*EXERCISE MATERIALS*:
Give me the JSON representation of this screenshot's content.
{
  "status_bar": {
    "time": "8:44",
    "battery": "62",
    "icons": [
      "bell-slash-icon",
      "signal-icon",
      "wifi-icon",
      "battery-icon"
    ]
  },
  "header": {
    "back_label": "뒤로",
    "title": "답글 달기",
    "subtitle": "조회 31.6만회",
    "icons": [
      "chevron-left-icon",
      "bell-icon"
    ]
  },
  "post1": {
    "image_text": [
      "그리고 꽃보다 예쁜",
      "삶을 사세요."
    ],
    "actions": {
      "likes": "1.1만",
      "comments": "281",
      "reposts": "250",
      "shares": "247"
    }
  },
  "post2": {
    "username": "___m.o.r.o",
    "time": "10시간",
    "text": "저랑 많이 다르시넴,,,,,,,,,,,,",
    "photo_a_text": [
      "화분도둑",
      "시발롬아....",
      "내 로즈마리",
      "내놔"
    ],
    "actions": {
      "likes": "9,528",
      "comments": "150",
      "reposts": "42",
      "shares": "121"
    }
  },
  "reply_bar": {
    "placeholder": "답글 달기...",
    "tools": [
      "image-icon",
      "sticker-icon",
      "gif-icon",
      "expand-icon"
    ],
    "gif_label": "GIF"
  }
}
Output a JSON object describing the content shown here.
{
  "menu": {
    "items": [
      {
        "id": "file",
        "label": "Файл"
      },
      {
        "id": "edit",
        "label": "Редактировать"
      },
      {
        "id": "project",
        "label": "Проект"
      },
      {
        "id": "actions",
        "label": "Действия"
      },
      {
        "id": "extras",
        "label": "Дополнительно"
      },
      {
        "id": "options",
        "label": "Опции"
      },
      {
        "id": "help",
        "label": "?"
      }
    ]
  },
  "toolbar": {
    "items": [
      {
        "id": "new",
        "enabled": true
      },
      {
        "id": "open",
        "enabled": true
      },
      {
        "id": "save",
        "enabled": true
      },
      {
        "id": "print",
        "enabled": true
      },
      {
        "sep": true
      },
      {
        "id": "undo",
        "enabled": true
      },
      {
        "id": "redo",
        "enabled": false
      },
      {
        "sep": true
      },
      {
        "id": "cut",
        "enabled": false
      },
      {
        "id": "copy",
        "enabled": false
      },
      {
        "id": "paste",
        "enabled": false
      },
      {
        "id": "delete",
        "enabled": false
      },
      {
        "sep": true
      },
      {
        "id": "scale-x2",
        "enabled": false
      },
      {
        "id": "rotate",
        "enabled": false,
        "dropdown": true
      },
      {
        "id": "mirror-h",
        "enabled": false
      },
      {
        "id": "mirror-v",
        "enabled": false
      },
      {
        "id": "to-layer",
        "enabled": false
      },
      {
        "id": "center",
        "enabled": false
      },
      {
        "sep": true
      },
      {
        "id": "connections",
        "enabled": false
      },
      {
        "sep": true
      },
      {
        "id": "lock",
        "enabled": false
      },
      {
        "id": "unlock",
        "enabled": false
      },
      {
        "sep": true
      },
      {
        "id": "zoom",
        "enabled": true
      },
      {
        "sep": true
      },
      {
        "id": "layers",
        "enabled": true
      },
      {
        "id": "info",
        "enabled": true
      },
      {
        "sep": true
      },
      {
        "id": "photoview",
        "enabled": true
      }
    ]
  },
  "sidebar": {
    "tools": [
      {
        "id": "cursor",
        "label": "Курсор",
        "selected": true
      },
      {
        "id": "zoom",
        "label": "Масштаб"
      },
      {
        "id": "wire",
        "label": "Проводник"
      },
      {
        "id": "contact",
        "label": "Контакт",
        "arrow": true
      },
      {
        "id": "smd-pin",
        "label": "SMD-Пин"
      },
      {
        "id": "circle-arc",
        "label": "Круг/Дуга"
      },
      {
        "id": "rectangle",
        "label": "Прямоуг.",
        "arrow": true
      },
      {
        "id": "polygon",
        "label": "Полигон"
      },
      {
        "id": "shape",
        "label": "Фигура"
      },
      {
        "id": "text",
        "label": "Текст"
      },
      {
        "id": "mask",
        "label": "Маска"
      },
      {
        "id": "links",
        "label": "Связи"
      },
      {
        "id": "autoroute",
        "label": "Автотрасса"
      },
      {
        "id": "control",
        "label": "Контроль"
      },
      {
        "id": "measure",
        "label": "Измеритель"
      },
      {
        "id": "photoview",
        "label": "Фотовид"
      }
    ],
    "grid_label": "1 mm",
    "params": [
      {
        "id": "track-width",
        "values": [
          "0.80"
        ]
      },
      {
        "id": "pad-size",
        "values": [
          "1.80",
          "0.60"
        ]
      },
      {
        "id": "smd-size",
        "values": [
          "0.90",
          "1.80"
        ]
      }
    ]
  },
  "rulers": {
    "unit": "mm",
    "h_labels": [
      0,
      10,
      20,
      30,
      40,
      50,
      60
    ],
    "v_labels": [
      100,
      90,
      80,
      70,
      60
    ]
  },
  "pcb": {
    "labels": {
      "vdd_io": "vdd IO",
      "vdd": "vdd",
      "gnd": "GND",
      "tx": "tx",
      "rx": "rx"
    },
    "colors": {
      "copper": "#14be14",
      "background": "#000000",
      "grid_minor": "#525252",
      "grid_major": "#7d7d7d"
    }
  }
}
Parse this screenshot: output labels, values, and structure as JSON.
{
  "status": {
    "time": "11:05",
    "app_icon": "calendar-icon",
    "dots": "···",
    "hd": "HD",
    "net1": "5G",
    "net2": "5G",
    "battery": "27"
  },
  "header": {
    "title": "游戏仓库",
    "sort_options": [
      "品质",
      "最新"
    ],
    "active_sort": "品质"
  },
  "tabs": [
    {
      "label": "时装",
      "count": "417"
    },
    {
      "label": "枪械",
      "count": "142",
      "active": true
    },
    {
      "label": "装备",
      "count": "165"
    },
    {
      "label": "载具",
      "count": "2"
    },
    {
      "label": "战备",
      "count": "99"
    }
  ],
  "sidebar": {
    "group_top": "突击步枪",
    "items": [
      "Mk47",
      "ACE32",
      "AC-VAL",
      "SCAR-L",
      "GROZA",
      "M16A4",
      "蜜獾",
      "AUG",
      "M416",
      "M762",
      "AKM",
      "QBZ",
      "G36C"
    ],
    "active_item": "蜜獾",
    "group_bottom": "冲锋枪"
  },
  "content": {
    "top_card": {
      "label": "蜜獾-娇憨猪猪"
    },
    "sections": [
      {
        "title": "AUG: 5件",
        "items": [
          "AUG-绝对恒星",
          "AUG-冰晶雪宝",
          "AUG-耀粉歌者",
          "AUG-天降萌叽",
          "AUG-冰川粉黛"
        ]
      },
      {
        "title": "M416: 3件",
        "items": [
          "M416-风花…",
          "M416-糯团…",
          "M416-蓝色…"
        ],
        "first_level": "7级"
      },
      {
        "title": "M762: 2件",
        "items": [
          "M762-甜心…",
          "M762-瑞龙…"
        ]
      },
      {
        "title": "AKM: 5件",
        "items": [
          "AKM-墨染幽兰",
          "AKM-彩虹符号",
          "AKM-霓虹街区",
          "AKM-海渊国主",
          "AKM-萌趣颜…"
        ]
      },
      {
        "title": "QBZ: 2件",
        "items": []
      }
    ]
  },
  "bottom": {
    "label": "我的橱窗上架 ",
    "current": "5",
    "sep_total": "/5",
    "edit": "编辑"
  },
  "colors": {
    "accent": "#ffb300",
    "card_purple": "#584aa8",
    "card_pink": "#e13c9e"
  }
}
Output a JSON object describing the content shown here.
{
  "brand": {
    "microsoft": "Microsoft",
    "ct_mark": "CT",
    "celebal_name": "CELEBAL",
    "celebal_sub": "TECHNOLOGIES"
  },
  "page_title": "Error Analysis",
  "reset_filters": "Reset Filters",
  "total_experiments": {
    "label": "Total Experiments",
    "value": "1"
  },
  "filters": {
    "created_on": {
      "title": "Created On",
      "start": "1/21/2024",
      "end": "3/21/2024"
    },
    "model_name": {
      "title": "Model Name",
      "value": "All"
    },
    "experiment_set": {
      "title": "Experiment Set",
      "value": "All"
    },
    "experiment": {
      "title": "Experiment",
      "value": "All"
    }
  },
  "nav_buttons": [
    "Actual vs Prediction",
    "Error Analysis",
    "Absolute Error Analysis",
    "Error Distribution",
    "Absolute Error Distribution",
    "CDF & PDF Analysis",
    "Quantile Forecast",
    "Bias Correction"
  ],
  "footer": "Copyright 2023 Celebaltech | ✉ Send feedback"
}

*TASK BRIEF*: Give only the number of lines in the entries that contain "Absolute".

*SOLUTION FOR THIS PROBLEM*: 2